Task instructions: Each entry should be quoted word for word, including every mark of punctuation.
↓↓↓
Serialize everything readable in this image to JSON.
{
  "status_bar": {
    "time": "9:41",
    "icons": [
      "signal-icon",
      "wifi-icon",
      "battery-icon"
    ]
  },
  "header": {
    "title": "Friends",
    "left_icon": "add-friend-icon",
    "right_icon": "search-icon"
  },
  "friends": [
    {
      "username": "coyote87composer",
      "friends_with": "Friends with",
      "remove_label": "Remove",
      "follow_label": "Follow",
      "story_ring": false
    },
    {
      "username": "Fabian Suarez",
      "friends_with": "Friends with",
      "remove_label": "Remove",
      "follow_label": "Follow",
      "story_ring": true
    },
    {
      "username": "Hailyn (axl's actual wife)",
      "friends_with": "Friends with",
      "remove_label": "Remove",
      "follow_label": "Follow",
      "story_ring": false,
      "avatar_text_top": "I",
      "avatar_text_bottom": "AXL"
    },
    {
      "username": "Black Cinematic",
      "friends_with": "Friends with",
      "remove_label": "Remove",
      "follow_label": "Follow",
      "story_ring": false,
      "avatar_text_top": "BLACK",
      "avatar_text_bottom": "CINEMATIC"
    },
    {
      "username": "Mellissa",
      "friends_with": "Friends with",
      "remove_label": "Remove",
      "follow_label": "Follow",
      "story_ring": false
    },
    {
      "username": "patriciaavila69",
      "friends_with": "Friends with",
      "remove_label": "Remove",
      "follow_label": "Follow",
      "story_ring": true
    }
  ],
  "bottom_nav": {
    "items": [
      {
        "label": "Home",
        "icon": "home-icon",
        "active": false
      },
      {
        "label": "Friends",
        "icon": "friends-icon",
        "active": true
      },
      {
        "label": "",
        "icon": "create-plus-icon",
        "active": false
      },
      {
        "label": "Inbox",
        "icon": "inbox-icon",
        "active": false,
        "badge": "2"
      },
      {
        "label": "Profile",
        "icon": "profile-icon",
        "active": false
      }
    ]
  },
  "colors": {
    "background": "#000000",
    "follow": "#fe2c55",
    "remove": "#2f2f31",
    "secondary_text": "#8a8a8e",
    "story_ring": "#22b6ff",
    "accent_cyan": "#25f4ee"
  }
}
↑↑↑
Result below:
Serialize everything readable in this image to JSON.
{
  "status_bar": {
    "time": "9:41",
    "icons": [
      "signal-icon",
      "wifi-icon",
      "battery-icon"
    ]
  },
  "header": {
    "title": "Friends",
    "left_icon": "add-friend-icon",
    "right_icon": "search-icon"
  },
  "friends": [
    {
      "username": "coyote87composer",
      "friends_with": "Friends with",
      "remove_label": "Remove",
      "follow_label": "Follow",
      "story_ring": false
    },
    {
      "username": "Fabian Suarez",
      "friends_with": "Friends with",
      "remove_label": "Remove",
      "follow_label": "Follow",
      "story_ring": true
    },
    {
      "username": "Hailyn (axl's actual wife)",
      "friends_with": "Friends with",
      "remove_label": "Remove",
      "follow_label": "Follow",
      "story_ring": false,
      "avatar_text_top": "I",
      "avatar_text_bottom": "AXL"
    },
    {
      "username": "Black Cinematic",
      "friends_with": "Friends with",
      "remove_label": "Remove",
      "follow_label": "Follow",
      "story_ring": false,
      "avatar_text_top": "BLACK",
      "avatar_text_bottom": "CINEMATIC"
    },
    {
      "username": "Mellissa",
      "friends_with": "Friends with",
      "remove_label": "Remove",
      "follow_label": "Follow",
      "story_ring": false
    },
    {
      "username": "patriciaavila69",
      "friends_with": "Friends with",
      "remove_label": "Remove",
      "follow_label": "Follow",
      "story_ring": true
    }
  ],
  "bottom_nav": {
    "items": [
      {
        "label": "Home",
        "icon": "home-icon",
        "active": false
      },
      {
        "label": "Friends",
        "icon": "friends-icon",
        "active": true
      },
      {
        "label": "",
        "icon": "create-plus-icon",
        "active": false
      },
      {
        "label": "Inbox",
        "icon": "inbox-icon",
        "active": false,
        "badge": "2"
      },
      {
        "label": "Profile",
        "icon": "profile-icon",
        "active": false
      }
    ]
  },
  "colors": {
    "background": "#000000",
    "follow": "#fe2c55",
    "remove": "#2f2f31",
    "secondary_text": "#8a8a8e",
    "story_ring": "#22b6ff",
    "accent_cyan": "#25f4ee"
  }
}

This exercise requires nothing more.